- Aim
Retype every entry exactly, character for character.
Start of Entries provided
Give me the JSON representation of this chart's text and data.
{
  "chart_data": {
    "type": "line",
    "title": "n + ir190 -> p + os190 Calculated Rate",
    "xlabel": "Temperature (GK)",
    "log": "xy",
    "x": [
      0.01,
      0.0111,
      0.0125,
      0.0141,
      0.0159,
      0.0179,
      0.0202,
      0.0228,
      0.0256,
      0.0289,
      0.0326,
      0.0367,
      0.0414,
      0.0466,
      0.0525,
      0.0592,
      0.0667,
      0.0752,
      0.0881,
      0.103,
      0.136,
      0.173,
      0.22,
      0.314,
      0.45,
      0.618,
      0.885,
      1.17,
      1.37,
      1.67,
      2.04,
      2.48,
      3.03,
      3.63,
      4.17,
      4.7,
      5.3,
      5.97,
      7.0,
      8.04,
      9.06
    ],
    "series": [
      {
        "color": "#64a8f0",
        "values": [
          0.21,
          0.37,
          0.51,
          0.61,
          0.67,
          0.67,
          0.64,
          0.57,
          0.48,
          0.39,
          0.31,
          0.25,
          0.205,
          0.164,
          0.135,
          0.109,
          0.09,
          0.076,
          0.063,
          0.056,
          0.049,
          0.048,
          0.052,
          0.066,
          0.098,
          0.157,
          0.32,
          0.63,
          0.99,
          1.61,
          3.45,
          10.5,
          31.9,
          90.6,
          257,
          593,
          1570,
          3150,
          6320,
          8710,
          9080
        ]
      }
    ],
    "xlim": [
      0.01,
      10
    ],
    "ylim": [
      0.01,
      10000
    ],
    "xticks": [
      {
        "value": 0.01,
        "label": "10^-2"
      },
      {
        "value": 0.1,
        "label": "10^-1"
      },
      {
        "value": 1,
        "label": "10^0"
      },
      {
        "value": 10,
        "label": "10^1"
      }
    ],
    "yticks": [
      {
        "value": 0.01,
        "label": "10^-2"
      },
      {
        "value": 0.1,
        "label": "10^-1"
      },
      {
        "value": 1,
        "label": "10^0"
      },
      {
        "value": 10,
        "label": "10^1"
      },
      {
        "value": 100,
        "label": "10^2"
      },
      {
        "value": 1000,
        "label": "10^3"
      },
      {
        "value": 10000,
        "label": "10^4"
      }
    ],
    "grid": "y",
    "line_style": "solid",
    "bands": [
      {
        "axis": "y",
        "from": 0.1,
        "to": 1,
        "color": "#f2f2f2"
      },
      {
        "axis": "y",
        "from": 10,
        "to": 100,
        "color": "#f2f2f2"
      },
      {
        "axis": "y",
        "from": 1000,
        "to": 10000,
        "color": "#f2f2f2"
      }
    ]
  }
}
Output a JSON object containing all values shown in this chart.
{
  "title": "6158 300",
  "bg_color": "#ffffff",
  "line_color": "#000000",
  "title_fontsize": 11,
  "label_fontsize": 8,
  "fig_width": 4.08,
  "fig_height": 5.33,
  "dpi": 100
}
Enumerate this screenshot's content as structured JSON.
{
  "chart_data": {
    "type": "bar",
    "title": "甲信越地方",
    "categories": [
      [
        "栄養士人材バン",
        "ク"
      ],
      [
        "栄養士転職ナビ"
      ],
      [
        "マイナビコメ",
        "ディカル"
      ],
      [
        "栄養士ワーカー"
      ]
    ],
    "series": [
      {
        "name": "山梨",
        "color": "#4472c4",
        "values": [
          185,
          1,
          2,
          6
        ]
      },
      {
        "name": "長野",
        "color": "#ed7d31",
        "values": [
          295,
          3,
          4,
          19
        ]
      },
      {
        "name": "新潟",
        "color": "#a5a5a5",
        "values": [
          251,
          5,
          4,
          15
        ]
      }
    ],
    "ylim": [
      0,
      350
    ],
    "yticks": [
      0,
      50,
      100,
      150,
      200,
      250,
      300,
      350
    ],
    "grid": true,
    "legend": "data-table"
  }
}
End of Entries provided
- Completed task
Give me the JSON representation of this chart's text and data.
{
  "chart_data": {
    "type": "line",
    "title": "n + ir190 -> p + os190 Calculated Rate",
    "xlabel": "Temperature (GK)",
    "log": "xy",
    "x": [
      0.01,
      0.0111,
      0.0125,
      0.0141,
      0.0159,
      0.0179,
      0.0202,
      0.0228,
      0.0256,
      0.0289,
      0.0326,
      0.0367,
      0.0414,
      0.0466,
      0.0525,
      0.0592,
      0.0667,
      0.0752,
      0.0881,
      0.103,
      0.136,
      0.173,
      0.22,
      0.314,
      0.45,
      0.618,
      0.885,
      1.17,
      1.37,
      1.67,
      2.04,
      2.48,
      3.03,
      3.63,
      4.17,
      4.7,
      5.3,
      5.97,
      7.0,
      8.04,
      9.06
    ],
    "series": [
      {
        "color": "#64a8f0",
        "values": [
          0.21,
          0.37,
          0.51,
          0.61,
          0.67,
          0.67,
          0.64,
          0.57,
          0.48,
          0.39,
          0.31,
          0.25,
          0.205,
          0.164,
          0.135,
          0.109,
          0.09,
          0.076,
          0.063,
          0.056,
          0.049,
          0.048,
          0.052,
          0.066,
          0.098,
          0.157,
          0.32,
          0.63,
          0.99,
          1.61,
          3.45,
          10.5,
          31.9,
          90.6,
          257,
          593,
          1570,
          3150,
          6320,
          8710,
          9080
        ]
      }
    ],
    "xlim": [
      0.01,
      10
    ],
    "ylim": [
      0.01,
      10000
    ],
    "xticks": [
      {
        "value": 0.01,
        "label": "10^-2"
      },
      {
        "value": 0.1,
        "label": "10^-1"
      },
      {
        "value": 1,
        "label": "10^0"
      },
      {
        "value": 10,
        "label": "10^1"
      }
    ],
    "yticks": [
      {
        "value": 0.01,
        "label": "10^-2"
      },
      {
        "value": 0.1,
        "label": "10^-1"
      },
      {
        "value": 1,
        "label": "10^0"
      },
      {
        "value": 10,
        "label": "10^1"
      },
      {
        "value": 100,
        "label": "10^2"
      },
      {
        "value": 1000,
        "label": "10^3"
      },
      {
        "value": 10000,
        "label": "10^4"
      }
    ],
    "grid": "y",
    "line_style": "solid",
    "bands": [
      {
        "axis": "y",
        "from": 0.1,
        "to": 1,
        "color": "#f2f2f2"
      },
      {
        "axis": "y",
        "from": 10,
        "to": 100,
        "color": "#f2f2f2"
      },
      {
        "axis": "y",
        "from": 1000,
        "to": 10000,
        "color": "#f2f2f2"
      }
    ]
  }
}
Output a JSON object containing all values shown in this chart.
{
  "title": "6158 300",
  "bg_color": "#ffffff",
  "line_color": "#000000",
  "title_fontsize": 11,
  "label_fontsize": 8,
  "fig_width": 4.08,
  "fig_height": 5.33,
  "dpi": 100
}
Enumerate this screenshot's content as structured JSON.
{
  "chart_data": {
    "type": "bar",
    "title": "甲信越地方",
    "categories": [
      [
        "栄養士人材バン",
        "ク"
      ],
      [
        "栄養士転職ナビ"
      ],
      [
        "マイナビコメ",
        "ディカル"
      ],
      [
        "栄養士ワーカー"
      ]
    ],
    "series": [
      {
        "name": "山梨",
        "color": "#4472c4",
        "values": [
          185,
          1,
          2,
          6
        ]
      },
      {
        "name": "長野",
        "color": "#ed7d31",
        "values": [
          295,
          3,
          4,
          19
        ]
      },
      {
        "name": "新潟",
        "color": "#a5a5a5",
        "values": [
          251,
          5,
          4,
          15
        ]
      }
    ],
    "ylim": [
      0,
      350
    ],
    "yticks": [
      0,
      50,
      100,
      150,
      200,
      250,
      300,
      350
    ],
    "grid": true,
    "legend": "data-table"
  }
}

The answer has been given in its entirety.